• [EXERCISE DIRECTIONS] Go through the material below and report how many lines contain "exposed". Give only the number.

[Data excerpts]
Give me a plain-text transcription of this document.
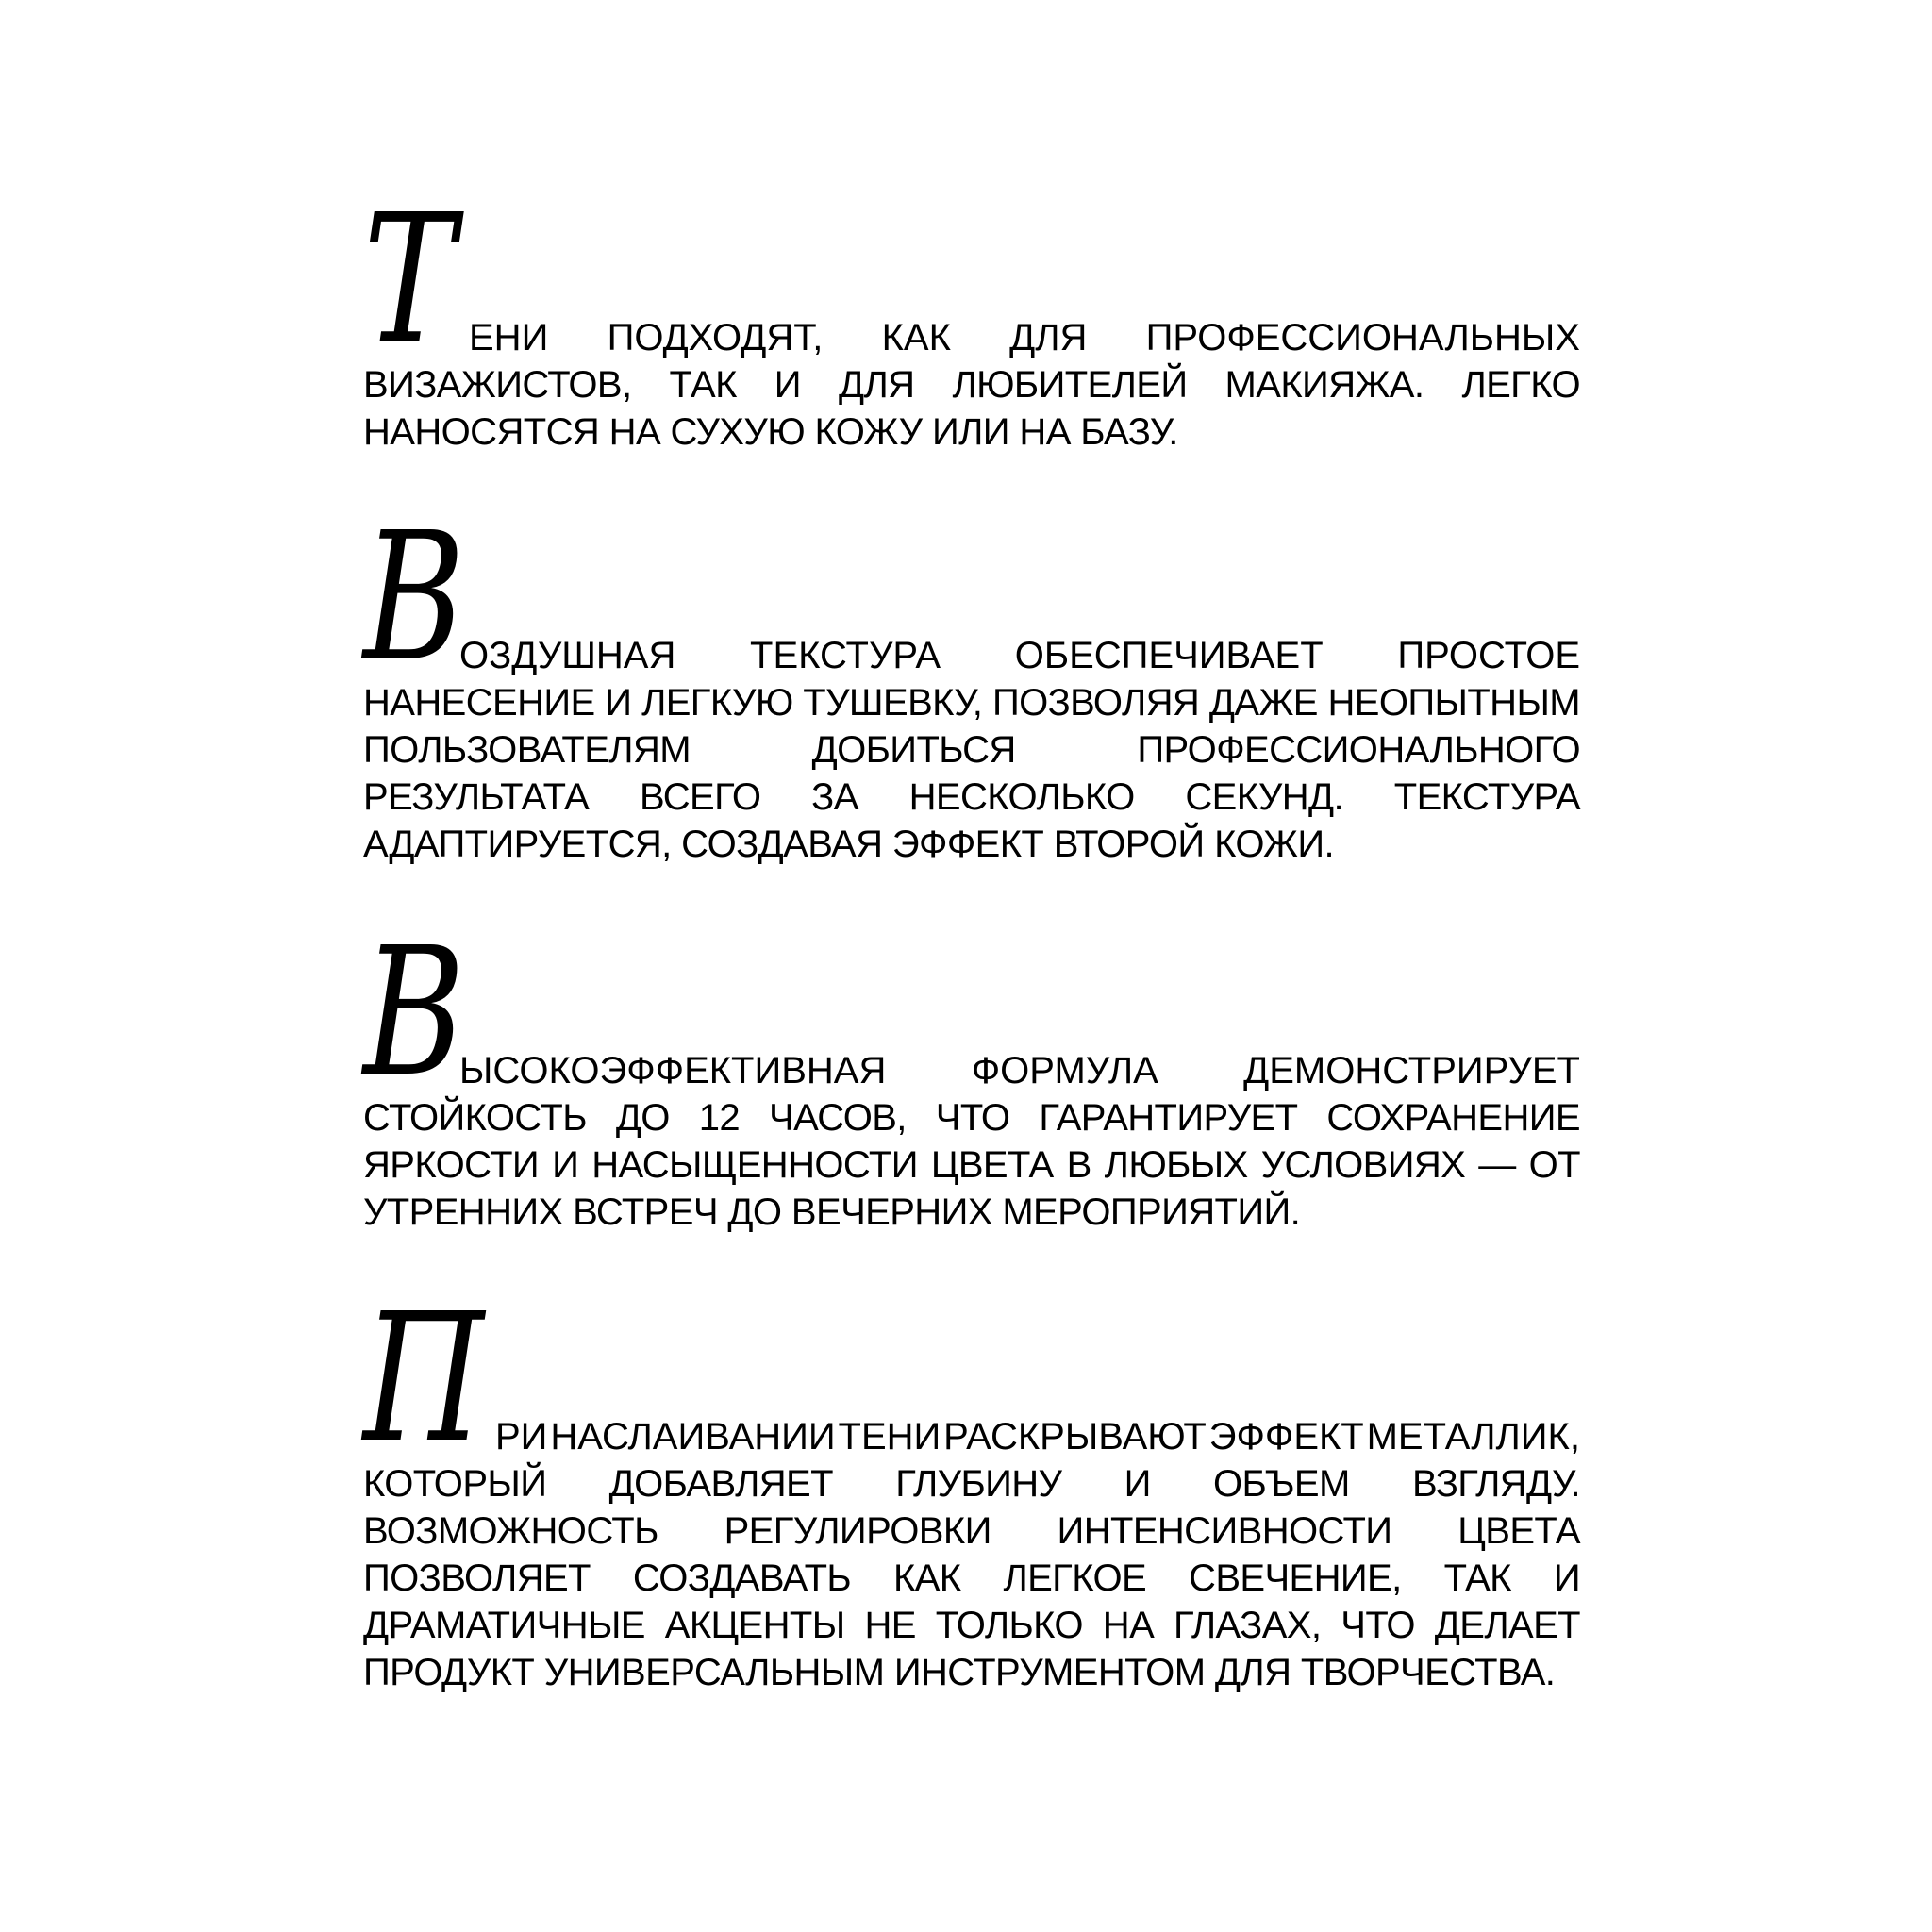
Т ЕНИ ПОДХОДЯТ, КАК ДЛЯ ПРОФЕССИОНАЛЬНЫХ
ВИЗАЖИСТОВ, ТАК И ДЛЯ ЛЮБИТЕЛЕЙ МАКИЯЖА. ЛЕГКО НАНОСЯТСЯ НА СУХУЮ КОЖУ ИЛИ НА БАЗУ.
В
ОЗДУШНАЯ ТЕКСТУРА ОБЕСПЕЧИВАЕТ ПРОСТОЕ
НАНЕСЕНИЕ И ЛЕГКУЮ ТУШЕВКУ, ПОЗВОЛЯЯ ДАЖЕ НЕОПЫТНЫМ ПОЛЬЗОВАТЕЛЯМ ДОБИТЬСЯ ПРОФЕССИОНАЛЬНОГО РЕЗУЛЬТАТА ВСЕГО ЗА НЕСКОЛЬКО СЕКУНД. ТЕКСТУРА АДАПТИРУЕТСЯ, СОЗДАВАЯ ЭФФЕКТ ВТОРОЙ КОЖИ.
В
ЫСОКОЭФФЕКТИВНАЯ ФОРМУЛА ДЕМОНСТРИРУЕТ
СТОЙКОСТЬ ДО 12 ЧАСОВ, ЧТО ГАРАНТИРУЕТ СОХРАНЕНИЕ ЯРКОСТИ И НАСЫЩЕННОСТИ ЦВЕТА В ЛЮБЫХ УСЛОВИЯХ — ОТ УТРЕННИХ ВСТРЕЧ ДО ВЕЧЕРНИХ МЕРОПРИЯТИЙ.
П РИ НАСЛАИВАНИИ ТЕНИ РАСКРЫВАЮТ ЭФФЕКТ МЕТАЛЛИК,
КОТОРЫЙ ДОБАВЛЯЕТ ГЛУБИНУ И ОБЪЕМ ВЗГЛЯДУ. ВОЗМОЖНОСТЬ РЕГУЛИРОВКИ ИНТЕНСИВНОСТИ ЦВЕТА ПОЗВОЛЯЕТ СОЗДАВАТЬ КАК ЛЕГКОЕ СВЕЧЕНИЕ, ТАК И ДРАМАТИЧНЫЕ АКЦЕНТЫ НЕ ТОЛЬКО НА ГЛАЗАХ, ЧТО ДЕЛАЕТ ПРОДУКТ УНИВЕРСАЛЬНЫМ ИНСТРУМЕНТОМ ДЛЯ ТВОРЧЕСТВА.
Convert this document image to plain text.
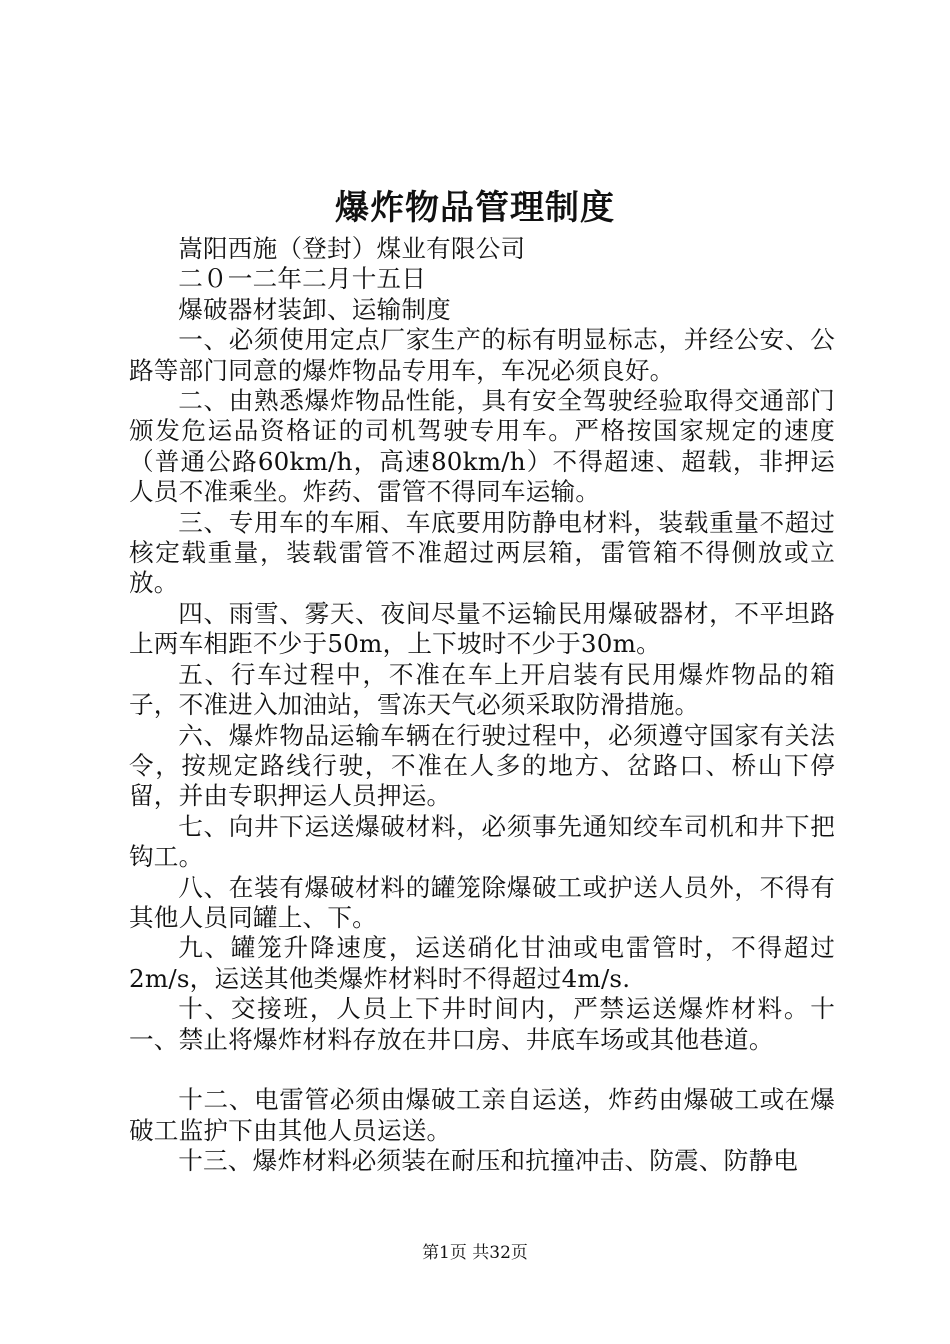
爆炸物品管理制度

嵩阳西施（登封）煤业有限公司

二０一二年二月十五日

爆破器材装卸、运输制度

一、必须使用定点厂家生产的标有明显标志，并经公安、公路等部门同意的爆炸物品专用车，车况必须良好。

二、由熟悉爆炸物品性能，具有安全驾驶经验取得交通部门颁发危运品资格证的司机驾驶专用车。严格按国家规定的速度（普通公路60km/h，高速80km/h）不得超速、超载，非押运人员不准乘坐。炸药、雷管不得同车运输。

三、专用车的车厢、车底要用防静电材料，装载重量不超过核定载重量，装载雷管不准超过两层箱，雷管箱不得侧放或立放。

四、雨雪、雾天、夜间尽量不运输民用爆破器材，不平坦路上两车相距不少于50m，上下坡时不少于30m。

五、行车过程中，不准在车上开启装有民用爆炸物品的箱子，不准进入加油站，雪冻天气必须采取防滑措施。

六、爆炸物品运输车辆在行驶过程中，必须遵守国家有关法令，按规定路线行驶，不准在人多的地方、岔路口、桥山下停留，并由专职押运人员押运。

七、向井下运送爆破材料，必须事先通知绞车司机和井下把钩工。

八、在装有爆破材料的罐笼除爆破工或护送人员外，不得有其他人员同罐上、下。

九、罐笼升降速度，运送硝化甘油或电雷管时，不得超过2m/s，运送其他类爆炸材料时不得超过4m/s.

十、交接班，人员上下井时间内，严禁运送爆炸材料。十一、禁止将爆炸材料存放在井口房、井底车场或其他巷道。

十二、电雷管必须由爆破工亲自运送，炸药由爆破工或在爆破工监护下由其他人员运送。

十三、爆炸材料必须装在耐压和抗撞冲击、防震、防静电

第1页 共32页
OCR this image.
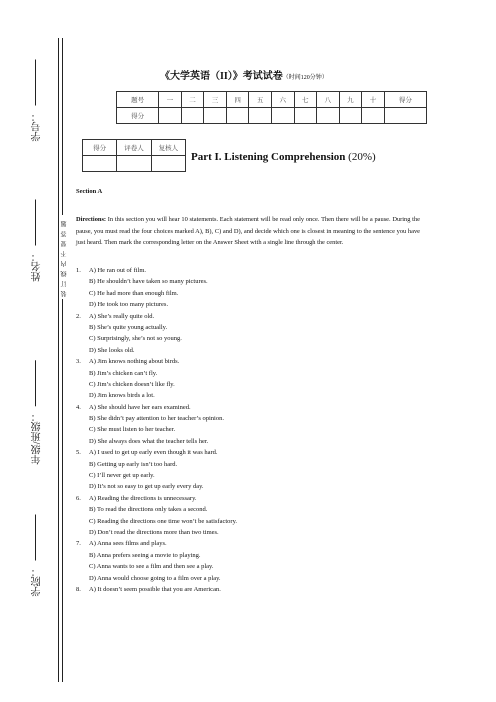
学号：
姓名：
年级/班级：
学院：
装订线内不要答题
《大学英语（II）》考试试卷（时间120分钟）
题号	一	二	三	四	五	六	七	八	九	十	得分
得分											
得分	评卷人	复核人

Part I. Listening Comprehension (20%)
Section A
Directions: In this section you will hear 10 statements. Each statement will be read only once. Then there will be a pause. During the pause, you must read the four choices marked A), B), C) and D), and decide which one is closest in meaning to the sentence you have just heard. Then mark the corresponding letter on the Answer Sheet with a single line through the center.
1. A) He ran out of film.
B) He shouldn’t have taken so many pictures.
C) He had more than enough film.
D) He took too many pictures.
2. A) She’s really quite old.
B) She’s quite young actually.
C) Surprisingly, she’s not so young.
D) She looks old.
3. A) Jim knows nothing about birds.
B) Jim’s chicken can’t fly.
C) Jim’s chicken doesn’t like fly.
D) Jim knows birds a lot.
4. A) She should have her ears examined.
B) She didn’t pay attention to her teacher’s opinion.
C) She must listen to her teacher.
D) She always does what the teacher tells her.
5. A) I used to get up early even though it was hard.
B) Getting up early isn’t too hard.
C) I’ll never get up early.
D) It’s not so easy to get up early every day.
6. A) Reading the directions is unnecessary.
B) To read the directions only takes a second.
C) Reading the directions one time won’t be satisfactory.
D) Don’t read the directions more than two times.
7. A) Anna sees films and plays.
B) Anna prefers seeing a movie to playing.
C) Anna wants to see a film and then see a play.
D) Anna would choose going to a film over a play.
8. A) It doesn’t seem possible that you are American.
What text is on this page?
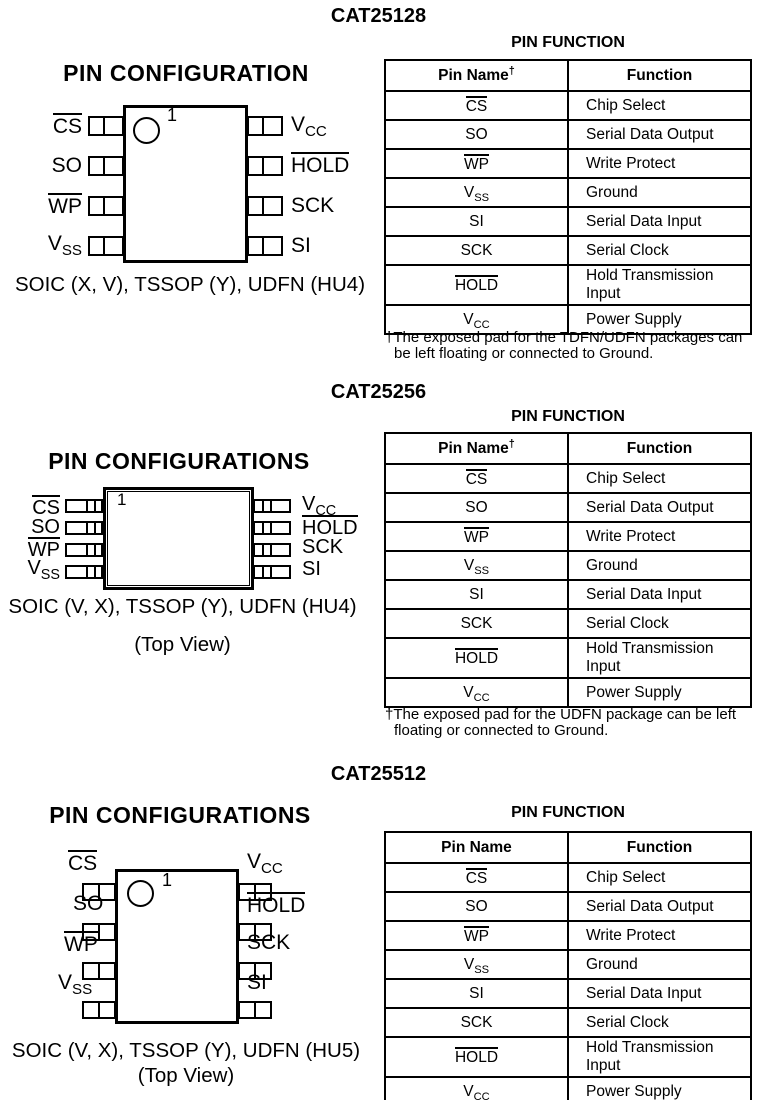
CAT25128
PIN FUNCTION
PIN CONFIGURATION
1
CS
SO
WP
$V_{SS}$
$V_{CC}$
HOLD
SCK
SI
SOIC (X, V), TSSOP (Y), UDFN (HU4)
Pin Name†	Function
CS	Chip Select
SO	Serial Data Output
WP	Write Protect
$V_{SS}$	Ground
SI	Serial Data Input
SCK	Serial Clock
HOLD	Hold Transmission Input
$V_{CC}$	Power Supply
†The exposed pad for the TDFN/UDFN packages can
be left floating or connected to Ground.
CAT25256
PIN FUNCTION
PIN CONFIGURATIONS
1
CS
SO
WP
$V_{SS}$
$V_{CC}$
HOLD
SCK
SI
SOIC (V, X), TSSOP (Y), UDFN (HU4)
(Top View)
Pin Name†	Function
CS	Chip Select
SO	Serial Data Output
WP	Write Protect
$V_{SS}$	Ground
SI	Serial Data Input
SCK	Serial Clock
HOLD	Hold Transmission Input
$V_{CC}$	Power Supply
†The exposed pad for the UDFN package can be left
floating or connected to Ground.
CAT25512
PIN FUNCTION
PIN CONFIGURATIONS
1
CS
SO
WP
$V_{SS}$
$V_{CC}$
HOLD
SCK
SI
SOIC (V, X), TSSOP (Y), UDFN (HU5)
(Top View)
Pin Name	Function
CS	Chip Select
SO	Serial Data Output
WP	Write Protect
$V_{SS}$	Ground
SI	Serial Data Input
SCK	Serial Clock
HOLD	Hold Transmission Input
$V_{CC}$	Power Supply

• [CORRECT RESPONSE] 2